## Begin Supplied material

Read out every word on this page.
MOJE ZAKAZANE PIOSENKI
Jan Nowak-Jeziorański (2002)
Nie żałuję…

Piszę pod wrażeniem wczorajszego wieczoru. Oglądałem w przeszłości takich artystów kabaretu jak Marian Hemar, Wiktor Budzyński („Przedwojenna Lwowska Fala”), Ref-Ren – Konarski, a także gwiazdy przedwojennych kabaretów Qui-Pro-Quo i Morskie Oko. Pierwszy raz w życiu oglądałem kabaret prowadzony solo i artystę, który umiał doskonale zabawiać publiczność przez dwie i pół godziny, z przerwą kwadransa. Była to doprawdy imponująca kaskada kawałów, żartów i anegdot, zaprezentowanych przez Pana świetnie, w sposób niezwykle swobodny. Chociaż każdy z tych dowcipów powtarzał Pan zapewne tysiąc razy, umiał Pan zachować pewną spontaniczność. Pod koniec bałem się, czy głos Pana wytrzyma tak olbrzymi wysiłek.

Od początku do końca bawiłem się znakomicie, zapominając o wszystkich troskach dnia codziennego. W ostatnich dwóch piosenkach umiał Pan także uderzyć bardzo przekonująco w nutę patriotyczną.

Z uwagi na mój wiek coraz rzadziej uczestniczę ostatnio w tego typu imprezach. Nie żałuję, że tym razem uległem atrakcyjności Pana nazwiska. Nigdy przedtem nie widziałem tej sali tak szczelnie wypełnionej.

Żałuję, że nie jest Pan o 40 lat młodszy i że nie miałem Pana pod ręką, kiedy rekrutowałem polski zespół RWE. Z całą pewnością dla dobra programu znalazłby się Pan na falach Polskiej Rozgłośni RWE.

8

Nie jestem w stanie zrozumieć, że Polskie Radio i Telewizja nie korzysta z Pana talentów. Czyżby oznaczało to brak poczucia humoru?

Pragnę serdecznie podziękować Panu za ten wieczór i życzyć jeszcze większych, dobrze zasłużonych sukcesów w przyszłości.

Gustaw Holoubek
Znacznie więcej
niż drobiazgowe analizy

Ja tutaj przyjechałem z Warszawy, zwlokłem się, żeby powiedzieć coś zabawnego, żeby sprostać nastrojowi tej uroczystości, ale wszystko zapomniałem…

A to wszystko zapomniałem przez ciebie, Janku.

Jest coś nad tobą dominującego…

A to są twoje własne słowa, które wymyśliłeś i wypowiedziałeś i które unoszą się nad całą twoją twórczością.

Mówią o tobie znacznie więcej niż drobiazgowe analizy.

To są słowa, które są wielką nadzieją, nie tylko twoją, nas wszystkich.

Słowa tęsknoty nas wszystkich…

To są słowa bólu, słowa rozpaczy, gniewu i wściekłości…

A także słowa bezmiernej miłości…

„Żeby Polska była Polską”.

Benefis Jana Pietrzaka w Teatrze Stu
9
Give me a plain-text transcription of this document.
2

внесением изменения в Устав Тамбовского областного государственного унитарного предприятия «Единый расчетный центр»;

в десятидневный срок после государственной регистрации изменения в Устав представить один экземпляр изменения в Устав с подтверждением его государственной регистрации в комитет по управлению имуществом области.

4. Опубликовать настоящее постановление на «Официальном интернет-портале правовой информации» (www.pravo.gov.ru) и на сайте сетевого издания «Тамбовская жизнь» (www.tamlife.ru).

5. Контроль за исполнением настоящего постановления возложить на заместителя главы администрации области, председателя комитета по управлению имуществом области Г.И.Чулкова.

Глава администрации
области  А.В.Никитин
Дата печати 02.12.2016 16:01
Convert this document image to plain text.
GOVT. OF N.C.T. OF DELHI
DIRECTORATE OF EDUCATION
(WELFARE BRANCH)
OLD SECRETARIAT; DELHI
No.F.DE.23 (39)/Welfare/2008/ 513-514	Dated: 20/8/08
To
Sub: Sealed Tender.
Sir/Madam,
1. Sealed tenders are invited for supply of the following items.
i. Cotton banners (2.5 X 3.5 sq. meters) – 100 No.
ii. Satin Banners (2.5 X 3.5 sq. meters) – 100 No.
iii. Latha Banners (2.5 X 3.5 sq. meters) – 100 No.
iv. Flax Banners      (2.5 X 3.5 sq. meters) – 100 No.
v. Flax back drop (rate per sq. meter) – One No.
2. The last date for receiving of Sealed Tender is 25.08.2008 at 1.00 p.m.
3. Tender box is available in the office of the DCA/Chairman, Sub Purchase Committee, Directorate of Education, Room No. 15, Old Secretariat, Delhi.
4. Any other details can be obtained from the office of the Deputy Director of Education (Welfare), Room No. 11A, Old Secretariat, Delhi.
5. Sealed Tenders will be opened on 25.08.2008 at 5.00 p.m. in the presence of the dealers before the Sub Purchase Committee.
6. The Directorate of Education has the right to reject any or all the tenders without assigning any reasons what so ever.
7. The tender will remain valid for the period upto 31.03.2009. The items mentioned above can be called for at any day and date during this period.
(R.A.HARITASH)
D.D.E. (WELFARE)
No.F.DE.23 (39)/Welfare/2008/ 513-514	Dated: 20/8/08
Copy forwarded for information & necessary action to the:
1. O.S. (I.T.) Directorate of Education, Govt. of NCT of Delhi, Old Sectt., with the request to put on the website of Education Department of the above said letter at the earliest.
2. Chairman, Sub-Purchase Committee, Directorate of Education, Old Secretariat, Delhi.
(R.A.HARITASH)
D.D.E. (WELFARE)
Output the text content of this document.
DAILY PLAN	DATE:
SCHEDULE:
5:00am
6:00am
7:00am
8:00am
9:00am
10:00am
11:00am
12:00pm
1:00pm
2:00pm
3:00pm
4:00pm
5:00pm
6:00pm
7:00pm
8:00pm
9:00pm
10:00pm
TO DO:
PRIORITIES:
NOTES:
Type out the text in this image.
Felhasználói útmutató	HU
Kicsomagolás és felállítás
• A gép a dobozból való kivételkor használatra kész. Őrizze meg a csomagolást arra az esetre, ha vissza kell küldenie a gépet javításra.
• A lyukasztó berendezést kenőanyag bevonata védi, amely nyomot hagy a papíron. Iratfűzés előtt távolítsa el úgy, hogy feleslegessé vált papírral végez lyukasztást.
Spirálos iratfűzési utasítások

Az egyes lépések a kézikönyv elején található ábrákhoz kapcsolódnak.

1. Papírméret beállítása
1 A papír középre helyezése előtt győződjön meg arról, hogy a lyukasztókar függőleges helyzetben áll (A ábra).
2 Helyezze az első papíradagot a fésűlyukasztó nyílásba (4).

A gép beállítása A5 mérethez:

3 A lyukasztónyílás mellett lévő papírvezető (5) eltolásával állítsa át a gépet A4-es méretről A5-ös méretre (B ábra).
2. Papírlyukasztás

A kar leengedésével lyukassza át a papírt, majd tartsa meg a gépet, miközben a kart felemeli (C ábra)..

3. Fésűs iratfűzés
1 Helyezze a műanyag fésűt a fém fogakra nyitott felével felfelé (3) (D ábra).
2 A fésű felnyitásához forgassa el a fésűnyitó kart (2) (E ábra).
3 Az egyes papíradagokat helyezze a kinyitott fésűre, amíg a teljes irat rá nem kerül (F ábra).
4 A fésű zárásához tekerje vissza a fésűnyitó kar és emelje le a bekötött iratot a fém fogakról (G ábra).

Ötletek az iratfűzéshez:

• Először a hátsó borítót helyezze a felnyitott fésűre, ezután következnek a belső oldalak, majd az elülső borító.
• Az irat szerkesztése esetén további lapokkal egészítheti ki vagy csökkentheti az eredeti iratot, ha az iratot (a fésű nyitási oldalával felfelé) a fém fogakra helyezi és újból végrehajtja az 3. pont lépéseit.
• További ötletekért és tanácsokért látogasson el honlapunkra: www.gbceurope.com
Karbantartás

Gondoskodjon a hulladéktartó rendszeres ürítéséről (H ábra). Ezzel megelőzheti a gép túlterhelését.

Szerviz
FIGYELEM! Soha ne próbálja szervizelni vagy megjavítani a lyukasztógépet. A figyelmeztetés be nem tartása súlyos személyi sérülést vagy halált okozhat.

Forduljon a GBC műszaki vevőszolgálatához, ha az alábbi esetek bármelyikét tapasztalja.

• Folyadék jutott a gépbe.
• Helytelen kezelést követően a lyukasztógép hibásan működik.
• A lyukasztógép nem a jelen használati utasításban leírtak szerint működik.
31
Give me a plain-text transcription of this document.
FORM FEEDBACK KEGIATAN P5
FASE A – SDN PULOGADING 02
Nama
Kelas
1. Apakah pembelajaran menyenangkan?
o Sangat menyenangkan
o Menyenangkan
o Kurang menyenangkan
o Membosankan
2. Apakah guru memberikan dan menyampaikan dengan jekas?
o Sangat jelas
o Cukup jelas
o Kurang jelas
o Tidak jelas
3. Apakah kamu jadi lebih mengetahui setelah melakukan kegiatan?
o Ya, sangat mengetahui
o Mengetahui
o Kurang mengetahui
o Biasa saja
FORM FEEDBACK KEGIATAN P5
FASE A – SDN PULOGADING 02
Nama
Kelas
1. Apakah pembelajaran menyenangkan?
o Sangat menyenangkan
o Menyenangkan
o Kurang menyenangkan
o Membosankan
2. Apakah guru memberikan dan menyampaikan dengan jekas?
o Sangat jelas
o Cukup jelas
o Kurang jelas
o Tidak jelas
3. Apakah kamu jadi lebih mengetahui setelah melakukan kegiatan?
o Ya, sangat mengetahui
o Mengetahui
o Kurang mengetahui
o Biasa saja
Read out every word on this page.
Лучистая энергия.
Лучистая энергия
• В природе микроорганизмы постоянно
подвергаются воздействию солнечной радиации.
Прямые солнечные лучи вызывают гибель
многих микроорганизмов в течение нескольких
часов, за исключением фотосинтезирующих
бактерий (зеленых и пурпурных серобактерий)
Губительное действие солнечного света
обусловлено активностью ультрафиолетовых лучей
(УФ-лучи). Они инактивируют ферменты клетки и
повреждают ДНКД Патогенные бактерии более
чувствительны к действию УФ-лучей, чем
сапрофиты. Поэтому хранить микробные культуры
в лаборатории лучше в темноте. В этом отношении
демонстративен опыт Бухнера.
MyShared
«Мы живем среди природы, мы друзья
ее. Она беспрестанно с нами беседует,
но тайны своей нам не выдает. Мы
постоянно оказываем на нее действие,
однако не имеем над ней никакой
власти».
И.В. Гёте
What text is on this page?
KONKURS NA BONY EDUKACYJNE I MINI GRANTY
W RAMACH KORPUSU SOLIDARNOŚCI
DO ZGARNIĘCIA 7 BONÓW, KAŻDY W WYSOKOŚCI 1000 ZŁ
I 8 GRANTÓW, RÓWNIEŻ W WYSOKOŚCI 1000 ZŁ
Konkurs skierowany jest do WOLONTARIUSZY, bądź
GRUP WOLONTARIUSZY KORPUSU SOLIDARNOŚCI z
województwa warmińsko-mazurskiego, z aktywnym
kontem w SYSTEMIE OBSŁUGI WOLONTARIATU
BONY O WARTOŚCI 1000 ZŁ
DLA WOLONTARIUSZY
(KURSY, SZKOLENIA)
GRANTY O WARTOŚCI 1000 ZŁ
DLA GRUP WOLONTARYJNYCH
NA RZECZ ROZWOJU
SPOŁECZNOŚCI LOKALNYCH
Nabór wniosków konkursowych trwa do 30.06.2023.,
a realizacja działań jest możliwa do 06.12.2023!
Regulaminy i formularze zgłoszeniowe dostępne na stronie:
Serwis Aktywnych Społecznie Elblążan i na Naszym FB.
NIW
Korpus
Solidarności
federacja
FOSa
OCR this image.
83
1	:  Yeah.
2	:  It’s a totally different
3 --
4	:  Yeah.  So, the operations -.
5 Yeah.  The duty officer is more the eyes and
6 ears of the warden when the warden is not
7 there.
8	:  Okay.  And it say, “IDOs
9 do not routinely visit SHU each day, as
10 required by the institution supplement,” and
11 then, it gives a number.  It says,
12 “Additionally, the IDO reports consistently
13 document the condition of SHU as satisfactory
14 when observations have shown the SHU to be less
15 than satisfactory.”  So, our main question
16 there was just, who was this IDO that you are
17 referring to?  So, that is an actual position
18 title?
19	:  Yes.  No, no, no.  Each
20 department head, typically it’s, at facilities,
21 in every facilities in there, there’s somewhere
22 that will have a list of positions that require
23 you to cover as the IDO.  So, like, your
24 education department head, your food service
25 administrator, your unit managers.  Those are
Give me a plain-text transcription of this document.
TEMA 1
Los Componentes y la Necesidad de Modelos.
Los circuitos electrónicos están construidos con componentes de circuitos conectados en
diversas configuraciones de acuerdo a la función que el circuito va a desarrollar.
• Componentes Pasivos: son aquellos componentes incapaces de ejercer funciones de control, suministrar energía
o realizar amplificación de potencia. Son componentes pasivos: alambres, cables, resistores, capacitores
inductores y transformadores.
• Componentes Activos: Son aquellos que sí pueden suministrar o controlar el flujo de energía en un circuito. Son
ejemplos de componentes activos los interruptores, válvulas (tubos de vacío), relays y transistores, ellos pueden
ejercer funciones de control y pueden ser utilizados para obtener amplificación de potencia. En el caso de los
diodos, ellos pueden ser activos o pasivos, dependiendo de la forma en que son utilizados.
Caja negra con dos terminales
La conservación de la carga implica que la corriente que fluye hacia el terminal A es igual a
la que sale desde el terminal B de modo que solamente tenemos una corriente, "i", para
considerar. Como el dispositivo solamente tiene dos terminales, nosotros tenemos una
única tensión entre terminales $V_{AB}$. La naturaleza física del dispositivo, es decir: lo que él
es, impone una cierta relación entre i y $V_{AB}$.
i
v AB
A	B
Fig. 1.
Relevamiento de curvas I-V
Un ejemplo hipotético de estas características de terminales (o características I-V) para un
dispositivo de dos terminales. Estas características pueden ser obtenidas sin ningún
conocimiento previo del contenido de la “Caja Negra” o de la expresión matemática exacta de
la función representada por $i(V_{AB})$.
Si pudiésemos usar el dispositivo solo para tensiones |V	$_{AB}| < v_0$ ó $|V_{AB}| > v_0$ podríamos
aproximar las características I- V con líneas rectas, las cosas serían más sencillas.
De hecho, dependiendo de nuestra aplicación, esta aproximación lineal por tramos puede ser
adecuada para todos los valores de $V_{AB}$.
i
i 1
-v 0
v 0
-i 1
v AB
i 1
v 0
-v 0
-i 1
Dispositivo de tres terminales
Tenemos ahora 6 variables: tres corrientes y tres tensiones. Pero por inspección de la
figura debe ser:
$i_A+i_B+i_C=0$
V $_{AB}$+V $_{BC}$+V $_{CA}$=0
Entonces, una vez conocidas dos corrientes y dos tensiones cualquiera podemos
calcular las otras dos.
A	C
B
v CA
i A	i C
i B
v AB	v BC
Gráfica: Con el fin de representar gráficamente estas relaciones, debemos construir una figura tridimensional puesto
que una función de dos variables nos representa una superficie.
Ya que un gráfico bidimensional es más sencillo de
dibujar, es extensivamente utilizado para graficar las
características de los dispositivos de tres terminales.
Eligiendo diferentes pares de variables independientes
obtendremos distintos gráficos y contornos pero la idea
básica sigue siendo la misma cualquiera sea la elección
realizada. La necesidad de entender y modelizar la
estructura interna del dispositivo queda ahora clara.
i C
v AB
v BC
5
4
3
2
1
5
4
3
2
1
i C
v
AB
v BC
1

## End Supplied material

# Exercise requirements
Using the records above, select and copy every line that has the word "tres".

# Right answer
Dispositivo de tres terminales
Tenemos ahora 6 variables: tres corrientes y tres tensiones. Pero por inspección de la
características de los dispositivos de tres terminales.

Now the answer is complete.